- **Requirements**
Search the data below for "text"; list each line that holds it.

- **Input rows**
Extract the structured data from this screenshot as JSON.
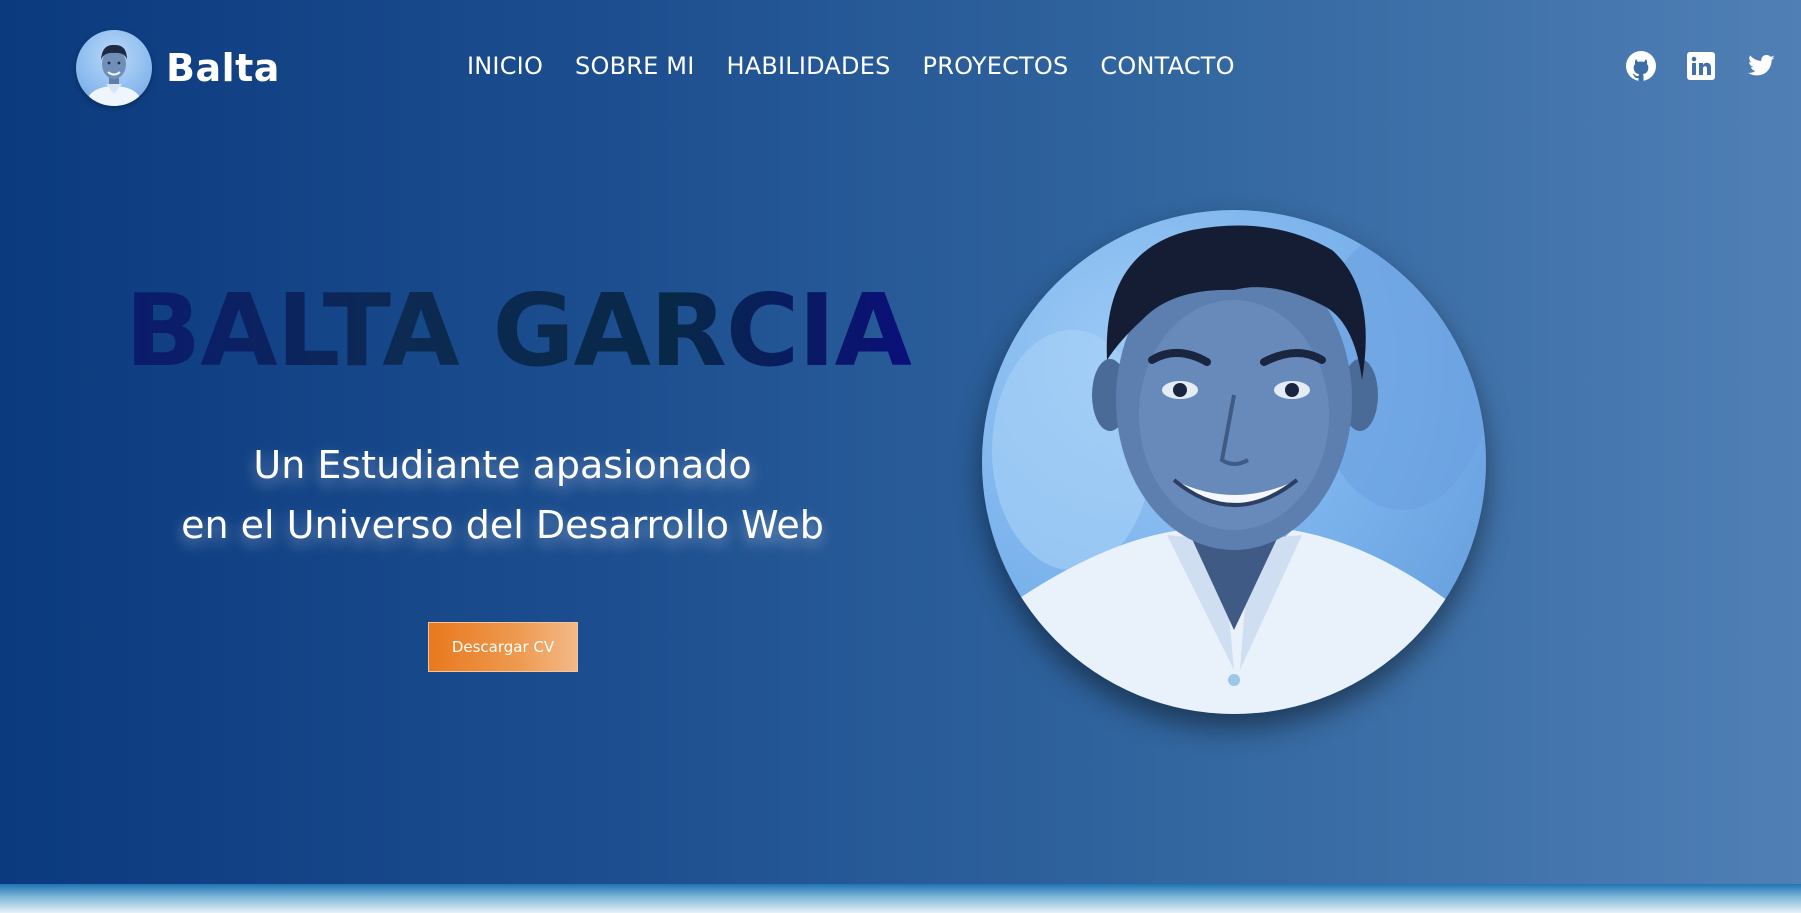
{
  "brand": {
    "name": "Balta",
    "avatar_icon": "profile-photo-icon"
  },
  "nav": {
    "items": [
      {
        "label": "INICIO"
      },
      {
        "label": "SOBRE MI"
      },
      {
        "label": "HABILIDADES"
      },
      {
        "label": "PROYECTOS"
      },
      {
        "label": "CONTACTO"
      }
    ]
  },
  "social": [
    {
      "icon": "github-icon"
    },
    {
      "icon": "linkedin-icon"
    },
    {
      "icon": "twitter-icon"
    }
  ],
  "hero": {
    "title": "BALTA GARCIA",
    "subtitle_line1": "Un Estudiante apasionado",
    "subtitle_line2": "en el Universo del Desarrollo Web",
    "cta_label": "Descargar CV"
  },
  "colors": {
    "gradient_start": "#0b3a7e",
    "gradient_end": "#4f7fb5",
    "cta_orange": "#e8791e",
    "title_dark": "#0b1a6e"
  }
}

---

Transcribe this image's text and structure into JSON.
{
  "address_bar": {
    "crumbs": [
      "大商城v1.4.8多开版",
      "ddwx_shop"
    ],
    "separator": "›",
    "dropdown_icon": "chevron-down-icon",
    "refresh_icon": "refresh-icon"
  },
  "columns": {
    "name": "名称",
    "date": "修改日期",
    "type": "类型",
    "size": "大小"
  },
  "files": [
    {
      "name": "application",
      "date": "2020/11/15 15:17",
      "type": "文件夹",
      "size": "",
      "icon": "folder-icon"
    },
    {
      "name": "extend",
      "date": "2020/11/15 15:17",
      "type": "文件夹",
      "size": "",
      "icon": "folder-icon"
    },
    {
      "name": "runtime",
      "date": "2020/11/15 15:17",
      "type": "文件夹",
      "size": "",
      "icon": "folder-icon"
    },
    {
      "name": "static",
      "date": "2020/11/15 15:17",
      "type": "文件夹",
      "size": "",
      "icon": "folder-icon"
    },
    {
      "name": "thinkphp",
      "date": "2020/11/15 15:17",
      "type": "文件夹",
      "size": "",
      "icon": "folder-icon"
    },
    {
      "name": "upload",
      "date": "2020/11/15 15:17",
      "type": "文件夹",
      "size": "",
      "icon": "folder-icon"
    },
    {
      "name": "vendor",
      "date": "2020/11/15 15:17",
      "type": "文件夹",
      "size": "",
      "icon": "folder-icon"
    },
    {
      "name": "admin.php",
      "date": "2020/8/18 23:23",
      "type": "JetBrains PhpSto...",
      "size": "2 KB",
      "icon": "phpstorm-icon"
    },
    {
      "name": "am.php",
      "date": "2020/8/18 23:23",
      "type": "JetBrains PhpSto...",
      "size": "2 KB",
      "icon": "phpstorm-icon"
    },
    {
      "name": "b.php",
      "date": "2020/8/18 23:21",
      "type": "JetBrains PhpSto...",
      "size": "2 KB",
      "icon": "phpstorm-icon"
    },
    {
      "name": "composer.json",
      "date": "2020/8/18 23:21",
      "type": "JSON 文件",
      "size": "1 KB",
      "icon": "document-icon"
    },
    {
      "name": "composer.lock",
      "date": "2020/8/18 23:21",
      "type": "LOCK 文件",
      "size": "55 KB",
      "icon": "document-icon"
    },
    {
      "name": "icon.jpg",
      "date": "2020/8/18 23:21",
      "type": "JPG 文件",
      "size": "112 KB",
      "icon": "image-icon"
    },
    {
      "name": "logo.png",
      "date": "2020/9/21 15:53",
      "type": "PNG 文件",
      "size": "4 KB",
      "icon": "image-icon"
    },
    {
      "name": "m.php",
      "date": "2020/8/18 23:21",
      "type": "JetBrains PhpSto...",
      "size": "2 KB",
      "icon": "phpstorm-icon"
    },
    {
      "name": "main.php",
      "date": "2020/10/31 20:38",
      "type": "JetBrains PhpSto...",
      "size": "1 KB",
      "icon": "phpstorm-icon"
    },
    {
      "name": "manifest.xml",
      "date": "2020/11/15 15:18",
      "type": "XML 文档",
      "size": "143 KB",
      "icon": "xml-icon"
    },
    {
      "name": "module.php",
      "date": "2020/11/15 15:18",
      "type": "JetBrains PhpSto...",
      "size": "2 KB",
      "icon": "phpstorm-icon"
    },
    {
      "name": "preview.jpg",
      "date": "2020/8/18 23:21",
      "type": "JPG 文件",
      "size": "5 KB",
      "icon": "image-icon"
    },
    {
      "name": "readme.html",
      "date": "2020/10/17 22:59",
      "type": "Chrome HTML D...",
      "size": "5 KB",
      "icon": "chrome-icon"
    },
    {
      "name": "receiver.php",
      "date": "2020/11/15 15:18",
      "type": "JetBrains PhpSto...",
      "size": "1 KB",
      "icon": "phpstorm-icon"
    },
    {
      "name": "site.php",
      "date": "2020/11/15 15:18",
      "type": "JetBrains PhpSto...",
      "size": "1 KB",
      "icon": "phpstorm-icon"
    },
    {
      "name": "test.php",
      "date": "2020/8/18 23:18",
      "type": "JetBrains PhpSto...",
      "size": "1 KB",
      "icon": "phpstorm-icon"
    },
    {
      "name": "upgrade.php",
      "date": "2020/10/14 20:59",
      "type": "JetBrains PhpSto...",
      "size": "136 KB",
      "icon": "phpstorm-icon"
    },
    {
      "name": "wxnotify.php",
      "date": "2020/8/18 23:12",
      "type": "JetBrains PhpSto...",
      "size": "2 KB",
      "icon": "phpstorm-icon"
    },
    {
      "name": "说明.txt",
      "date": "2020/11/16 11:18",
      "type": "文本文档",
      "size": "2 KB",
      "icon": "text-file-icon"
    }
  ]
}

...

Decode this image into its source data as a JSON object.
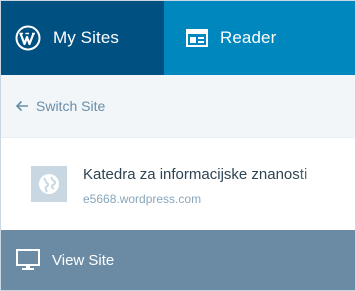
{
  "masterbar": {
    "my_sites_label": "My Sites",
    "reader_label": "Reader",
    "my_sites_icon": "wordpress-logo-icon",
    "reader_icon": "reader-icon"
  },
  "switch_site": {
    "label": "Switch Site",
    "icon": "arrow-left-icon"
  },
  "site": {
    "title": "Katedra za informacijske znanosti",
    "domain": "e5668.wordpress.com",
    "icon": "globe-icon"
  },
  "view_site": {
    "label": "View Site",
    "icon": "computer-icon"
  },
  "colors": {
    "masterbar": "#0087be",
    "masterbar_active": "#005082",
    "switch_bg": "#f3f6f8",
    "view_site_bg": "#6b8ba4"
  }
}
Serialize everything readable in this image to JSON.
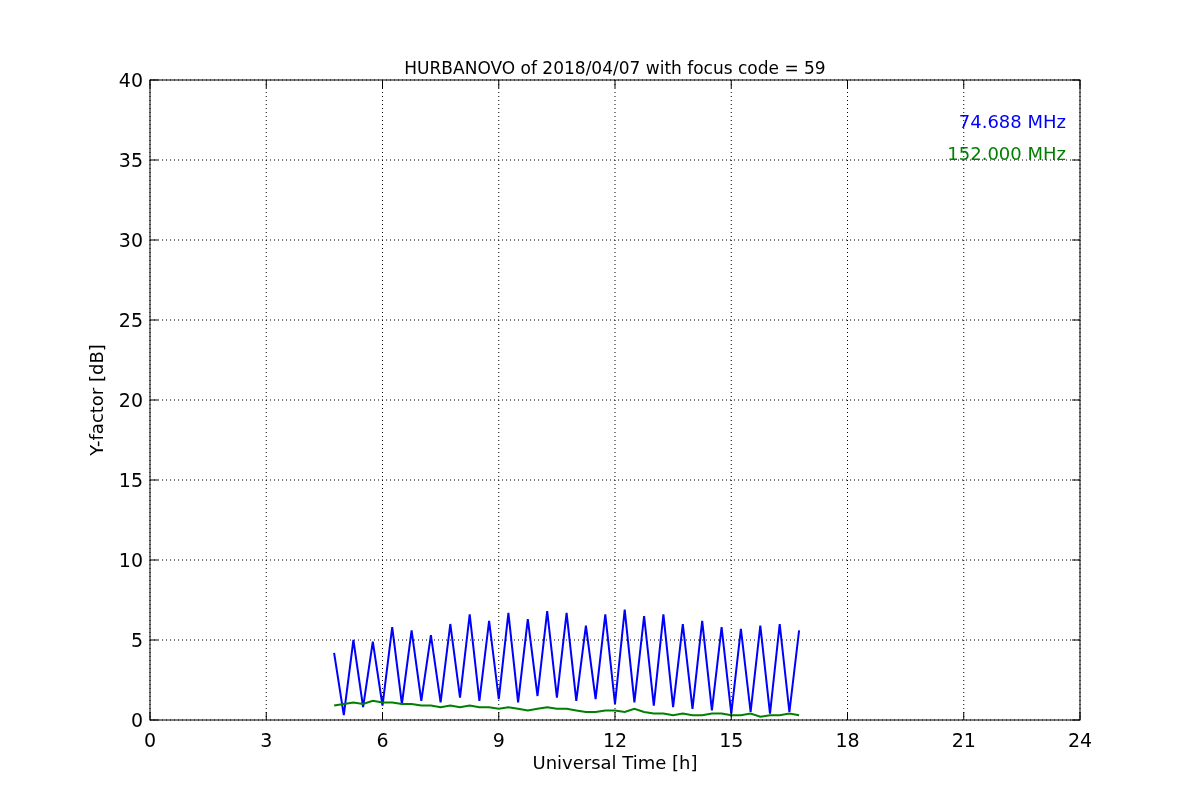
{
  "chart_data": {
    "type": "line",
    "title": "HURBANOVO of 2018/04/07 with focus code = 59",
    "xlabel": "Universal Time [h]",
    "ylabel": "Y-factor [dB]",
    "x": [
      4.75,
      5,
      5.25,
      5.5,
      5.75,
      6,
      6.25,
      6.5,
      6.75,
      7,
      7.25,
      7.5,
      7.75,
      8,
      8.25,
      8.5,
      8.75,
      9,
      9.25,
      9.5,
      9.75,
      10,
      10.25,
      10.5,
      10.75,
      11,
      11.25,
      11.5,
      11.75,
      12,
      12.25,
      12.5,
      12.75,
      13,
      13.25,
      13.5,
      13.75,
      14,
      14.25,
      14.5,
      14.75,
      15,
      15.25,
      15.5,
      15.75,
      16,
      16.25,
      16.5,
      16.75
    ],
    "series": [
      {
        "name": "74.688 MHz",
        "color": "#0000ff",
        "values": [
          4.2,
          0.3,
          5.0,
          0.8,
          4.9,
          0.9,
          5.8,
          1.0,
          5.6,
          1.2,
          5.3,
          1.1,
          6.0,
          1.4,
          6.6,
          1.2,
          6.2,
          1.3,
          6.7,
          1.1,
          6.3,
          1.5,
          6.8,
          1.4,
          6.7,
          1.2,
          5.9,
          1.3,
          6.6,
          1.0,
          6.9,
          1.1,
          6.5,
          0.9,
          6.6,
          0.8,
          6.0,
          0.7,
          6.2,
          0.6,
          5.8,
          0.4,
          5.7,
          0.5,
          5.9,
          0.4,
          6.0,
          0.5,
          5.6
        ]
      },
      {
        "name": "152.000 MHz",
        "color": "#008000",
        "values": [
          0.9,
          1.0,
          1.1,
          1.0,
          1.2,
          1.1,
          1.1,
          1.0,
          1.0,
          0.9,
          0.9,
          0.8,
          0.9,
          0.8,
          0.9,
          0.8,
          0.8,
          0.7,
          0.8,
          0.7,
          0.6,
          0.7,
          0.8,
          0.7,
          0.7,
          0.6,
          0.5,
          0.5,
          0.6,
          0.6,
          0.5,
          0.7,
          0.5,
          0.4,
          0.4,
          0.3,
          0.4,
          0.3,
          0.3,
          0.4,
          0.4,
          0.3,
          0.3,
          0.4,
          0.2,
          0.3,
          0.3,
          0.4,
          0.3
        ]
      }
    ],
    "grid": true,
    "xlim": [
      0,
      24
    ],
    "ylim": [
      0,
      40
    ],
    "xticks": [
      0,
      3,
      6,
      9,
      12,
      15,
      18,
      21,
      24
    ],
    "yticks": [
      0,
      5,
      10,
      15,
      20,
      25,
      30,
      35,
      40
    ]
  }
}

- **Written reply**
Transcribe this image's text and structure into JSON.
      "icon": "text-file-icon"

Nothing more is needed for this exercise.